▸ **Direction**: Leave out the images; return the rest of the data exactly.

(Stored data)
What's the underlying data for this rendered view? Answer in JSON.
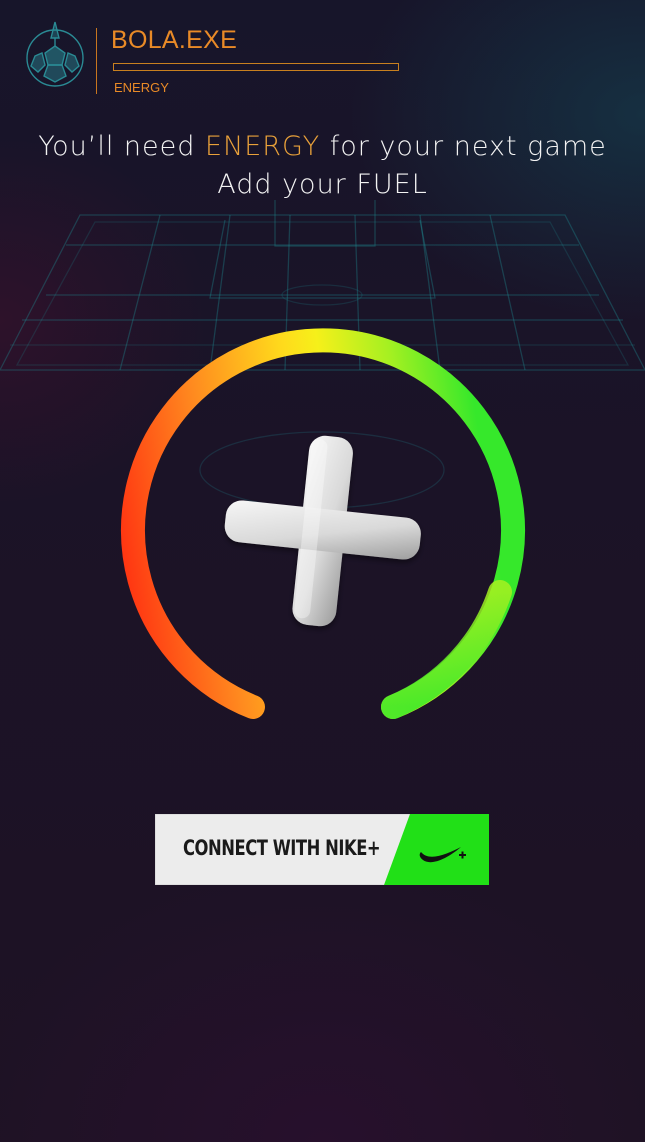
{
  "header": {
    "app_title": "BOLA.EXE",
    "energy_label": "ENERGY",
    "energy_level": 1.0
  },
  "headline": {
    "line1_prefix": "You’ll need ",
    "line1_highlight": "ENERGY",
    "line1_suffix": " for your next game",
    "line2": "Add your FUEL"
  },
  "gauge": {
    "icon": "plus-icon",
    "gradient_colors": [
      "#ff2a10",
      "#ff8a1f",
      "#ffd81c",
      "#f6f01a",
      "#a6f021",
      "#36e82b"
    ]
  },
  "connect_button": {
    "label": "CONNECT WITH NIKE+",
    "icon": "nike-swoosh-plus-icon",
    "accent_color": "#21e017"
  },
  "colors": {
    "accent_orange": "#e98a27",
    "logo_teal": "#2a8a94"
  }
}
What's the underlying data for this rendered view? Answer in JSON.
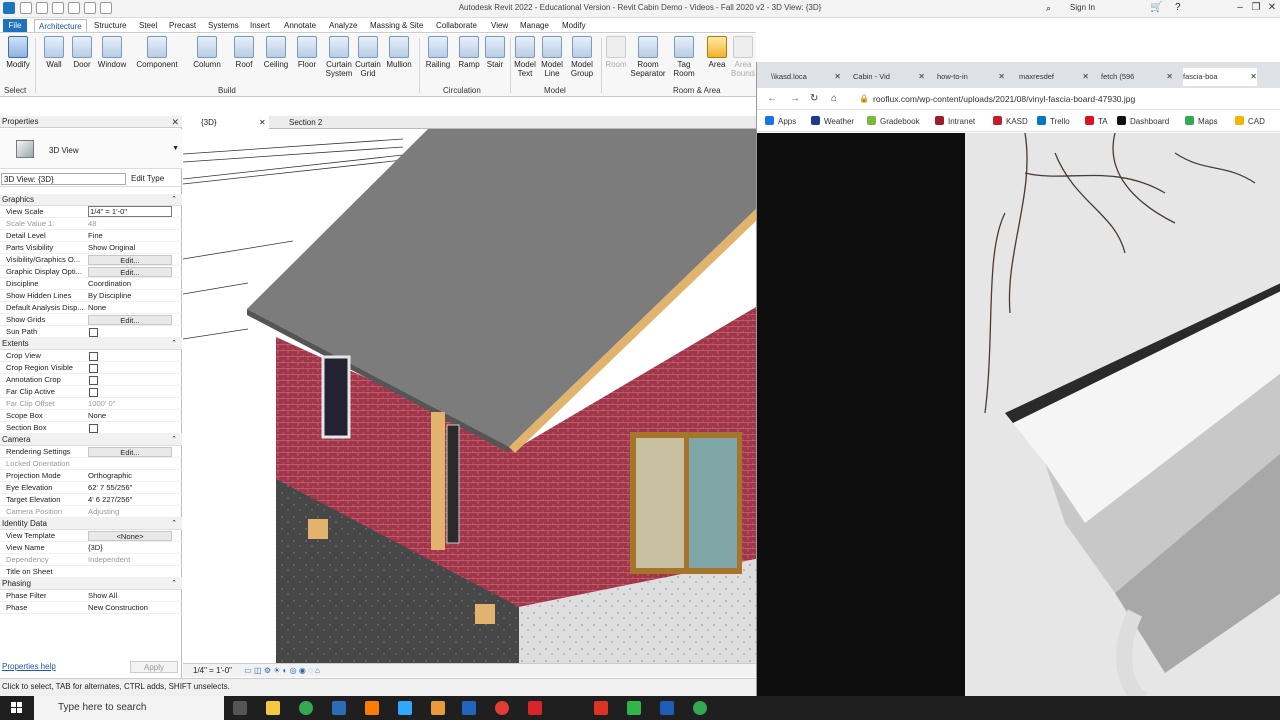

▸ **Correct answer**:
What's the underlying data for this rendered view? Answer in JSON.
{
  "header": {
    "app_title": "BOLA.EXE",
    "energy_label": "ENERGY",
    "energy_level": 1.0
  },
  "headline": {
    "line1_prefix": "You’ll need ",
    "line1_highlight": "ENERGY",
    "line1_suffix": " for your next game",
    "line2": "Add your FUEL"
  },
  "gauge": {
    "icon": "plus-icon",
    "gradient_colors": [
      "#ff2a10",
      "#ff8a1f",
      "#ffd81c",
      "#f6f01a",
      "#a6f021",
      "#36e82b"
    ]
  },
  "connect_button": {
    "label": "CONNECT WITH NIKE+",
    "icon": "nike-swoosh-plus-icon",
    "accent_color": "#21e017"
  },
  "colors": {
    "accent_orange": "#e98a27",
    "logo_teal": "#2a8a94"
  }
}
What's the underlying data for this rendered view? Answer in JSON.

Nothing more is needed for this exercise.